■ What to do
Each line of the material must be repeated precisely, with the pictures left out.

-------------------------

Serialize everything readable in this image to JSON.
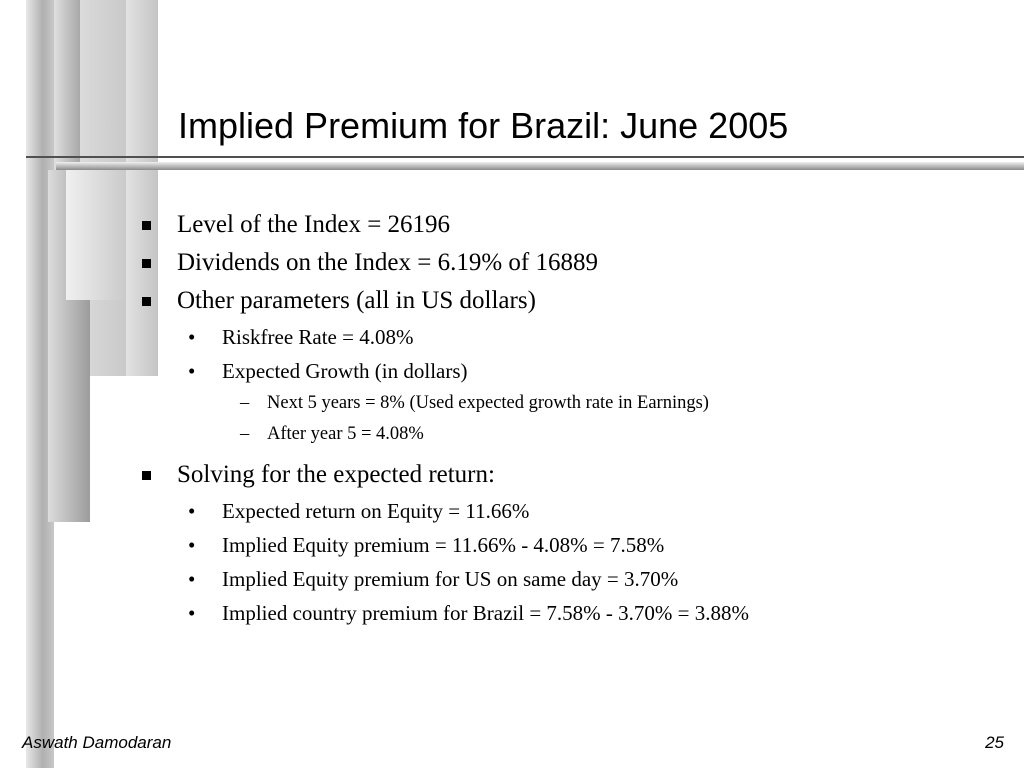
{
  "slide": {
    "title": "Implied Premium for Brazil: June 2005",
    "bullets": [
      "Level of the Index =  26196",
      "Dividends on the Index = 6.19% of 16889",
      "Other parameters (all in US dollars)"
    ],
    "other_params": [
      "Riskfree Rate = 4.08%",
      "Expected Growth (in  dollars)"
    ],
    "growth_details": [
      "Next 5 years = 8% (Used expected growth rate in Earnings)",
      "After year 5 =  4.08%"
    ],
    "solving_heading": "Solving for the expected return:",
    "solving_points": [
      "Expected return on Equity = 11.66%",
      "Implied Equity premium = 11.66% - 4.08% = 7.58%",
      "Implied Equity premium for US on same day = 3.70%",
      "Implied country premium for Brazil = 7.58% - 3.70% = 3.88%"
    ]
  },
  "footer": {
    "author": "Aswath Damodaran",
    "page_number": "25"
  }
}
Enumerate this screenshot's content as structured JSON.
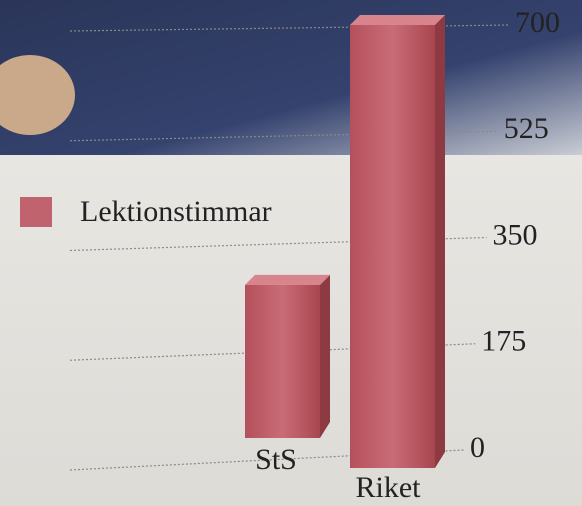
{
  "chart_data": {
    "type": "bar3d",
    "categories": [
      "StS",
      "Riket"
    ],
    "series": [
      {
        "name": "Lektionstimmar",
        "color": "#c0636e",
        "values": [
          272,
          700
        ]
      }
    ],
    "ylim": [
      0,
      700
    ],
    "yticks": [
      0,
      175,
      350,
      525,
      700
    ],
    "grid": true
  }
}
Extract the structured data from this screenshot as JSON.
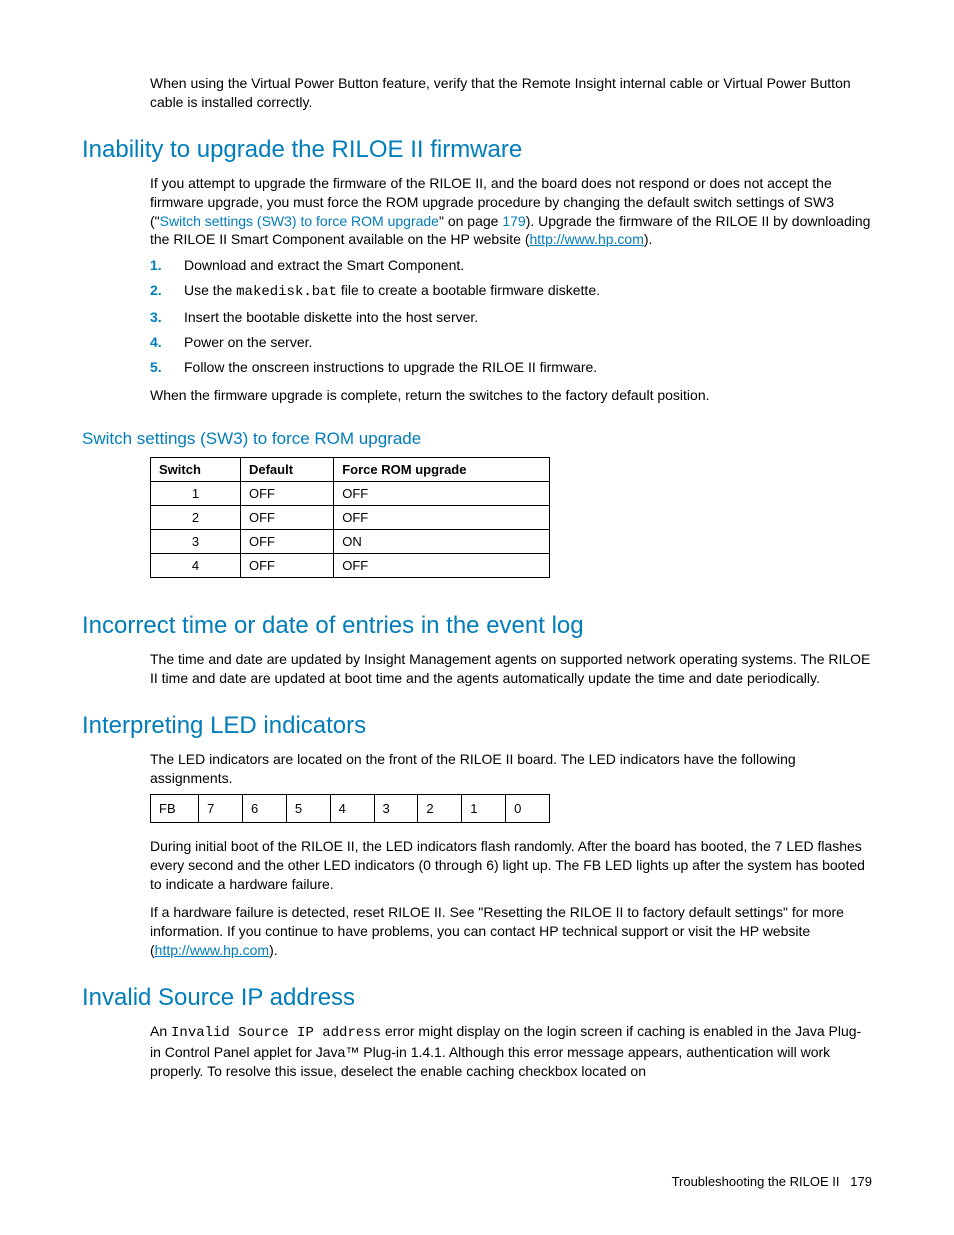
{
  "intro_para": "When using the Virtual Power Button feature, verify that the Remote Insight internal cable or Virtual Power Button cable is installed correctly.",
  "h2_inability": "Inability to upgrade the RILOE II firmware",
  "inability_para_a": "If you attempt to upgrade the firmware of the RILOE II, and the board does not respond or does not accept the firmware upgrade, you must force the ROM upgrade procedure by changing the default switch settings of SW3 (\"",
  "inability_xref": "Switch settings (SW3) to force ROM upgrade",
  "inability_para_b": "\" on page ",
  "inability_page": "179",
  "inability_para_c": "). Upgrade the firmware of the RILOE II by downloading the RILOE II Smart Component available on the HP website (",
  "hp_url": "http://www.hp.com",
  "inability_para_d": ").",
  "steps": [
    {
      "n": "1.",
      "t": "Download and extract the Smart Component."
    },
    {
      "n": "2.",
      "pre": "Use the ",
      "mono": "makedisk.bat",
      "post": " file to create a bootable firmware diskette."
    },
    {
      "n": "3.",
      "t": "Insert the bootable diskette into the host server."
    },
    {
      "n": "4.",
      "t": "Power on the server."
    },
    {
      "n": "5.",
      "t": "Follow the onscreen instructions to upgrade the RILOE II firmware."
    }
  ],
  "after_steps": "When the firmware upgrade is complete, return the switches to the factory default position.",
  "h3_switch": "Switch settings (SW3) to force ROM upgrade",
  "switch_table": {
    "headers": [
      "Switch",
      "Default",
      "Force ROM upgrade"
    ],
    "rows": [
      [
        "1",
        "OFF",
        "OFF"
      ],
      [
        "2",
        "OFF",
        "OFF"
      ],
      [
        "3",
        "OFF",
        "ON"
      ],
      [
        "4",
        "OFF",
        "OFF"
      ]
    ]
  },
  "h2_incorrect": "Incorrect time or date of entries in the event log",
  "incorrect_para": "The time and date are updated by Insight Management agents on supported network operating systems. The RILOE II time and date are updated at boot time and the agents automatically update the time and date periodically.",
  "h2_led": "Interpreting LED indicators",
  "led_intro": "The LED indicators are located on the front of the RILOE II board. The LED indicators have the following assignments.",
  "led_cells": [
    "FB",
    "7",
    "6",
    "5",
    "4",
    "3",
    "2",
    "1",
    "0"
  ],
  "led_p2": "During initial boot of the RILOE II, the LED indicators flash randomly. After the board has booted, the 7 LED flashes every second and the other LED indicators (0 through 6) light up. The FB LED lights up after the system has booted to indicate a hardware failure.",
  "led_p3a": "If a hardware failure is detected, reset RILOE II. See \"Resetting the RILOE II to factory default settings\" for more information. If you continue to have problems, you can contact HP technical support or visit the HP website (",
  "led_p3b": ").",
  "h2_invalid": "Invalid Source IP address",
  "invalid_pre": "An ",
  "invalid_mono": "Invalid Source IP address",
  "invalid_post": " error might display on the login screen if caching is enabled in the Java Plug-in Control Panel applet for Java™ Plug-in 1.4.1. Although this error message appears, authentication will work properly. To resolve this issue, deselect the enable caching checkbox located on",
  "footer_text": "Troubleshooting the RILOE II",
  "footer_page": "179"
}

-------------------------

■ Full output
Serialize everything readable in this image to JSON.
{
  "slide": {
    "title": "Implied Premium for Brazil: June 2005",
    "bullets": [
      "Level of the Index =  26196",
      "Dividends on the Index = 6.19% of 16889",
      "Other parameters (all in US dollars)"
    ],
    "other_params": [
      "Riskfree Rate = 4.08%",
      "Expected Growth (in  dollars)"
    ],
    "growth_details": [
      "Next 5 years = 8% (Used expected growth rate in Earnings)",
      "After year 5 =  4.08%"
    ],
    "solving_heading": "Solving for the expected return:",
    "solving_points": [
      "Expected return on Equity = 11.66%",
      "Implied Equity premium = 11.66% - 4.08% = 7.58%",
      "Implied Equity premium for US on same day = 3.70%",
      "Implied country premium for Brazil = 7.58% - 3.70% = 3.88%"
    ]
  },
  "footer": {
    "author": "Aswath Damodaran",
    "page_number": "25"
  }
}
Enumerate this screenshot's content as structured JSON.
{
  "chart_data": {
    "type": "bar3d",
    "categories": [
      "StS",
      "Riket"
    ],
    "series": [
      {
        "name": "Lektionstimmar",
        "color": "#c0636e",
        "values": [
          272,
          700
        ]
      }
    ],
    "ylim": [
      0,
      700
    ],
    "yticks": [
      0,
      175,
      350,
      525,
      700
    ],
    "grid": true
  }
}
Extract the structured data from this screenshot as JSON.
{
  "intro_para": "When using the Virtual Power Button feature, verify that the Remote Insight internal cable or Virtual Power Button cable is installed correctly.",
  "h2_inability": "Inability to upgrade the RILOE II firmware",
  "inability_para_a": "If you attempt to upgrade the firmware of the RILOE II, and the board does not respond or does not accept the firmware upgrade, you must force the ROM upgrade procedure by changing the default switch settings of SW3 (\"",
  "inability_xref": "Switch settings (SW3) to force ROM upgrade",
  "inability_para_b": "\" on page ",
  "inability_page": "179",
  "inability_para_c": "). Upgrade the firmware of the RILOE II by downloading the RILOE II Smart Component available on the HP website (",
  "hp_url": "http://www.hp.com",
  "inability_para_d": ").",
  "steps": [
    {
      "n": "1.",
      "t": "Download and extract the Smart Component."
    },
    {
      "n": "2.",
      "pre": "Use the ",
      "mono": "makedisk.bat",
      "post": " file to create a bootable firmware diskette."
    },
    {
      "n": "3.",
      "t": "Insert the bootable diskette into the host server."
    },
    {
      "n": "4.",
      "t": "Power on the server."
    },
    {
      "n": "5.",
      "t": "Follow the onscreen instructions to upgrade the RILOE II firmware."
    }
  ],
  "after_steps": "When the firmware upgrade is complete, return the switches to the factory default position.",
  "h3_switch": "Switch settings (SW3) to force ROM upgrade",
  "switch_table": {
    "headers": [
      "Switch",
      "Default",
      "Force ROM upgrade"
    ],
    "rows": [
      [
        "1",
        "OFF",
        "OFF"
      ],
      [
        "2",
        "OFF",
        "OFF"
      ],
      [
        "3",
        "OFF",
        "ON"
      ],
      [
        "4",
        "OFF",
        "OFF"
      ]
    ]
  },
  "h2_incorrect": "Incorrect time or date of entries in the event log",
  "incorrect_para": "The time and date are updated by Insight Management agents on supported network operating systems. The RILOE II time and date are updated at boot time and the agents automatically update the time and date periodically.",
  "h2_led": "Interpreting LED indicators",
  "led_intro": "The LED indicators are located on the front of the RILOE II board. The LED indicators have the following assignments.",
  "led_cells": [
    "FB",
    "7",
    "6",
    "5",
    "4",
    "3",
    "2",
    "1",
    "0"
  ],
  "led_p2": "During initial boot of the RILOE II, the LED indicators flash randomly. After the board has booted, the 7 LED flashes every second and the other LED indicators (0 through 6) light up. The FB LED lights up after the system has booted to indicate a hardware failure.",
  "led_p3a": "If a hardware failure is detected, reset RILOE II. See \"Resetting the RILOE II to factory default settings\" for more information. If you continue to have problems, you can contact HP technical support or visit the HP website (",
  "led_p3b": ").",
  "h2_invalid": "Invalid Source IP address",
  "invalid_pre": "An ",
  "invalid_mono": "Invalid Source IP address",
  "invalid_post": " error might display on the login screen if caching is enabled in the Java Plug-in Control Panel applet for Java™ Plug-in 1.4.1. Although this error message appears, authentication will work properly. To resolve this issue, deselect the enable caching checkbox located on",
  "footer_text": "Troubleshooting the RILOE II",
  "footer_page": "179"
}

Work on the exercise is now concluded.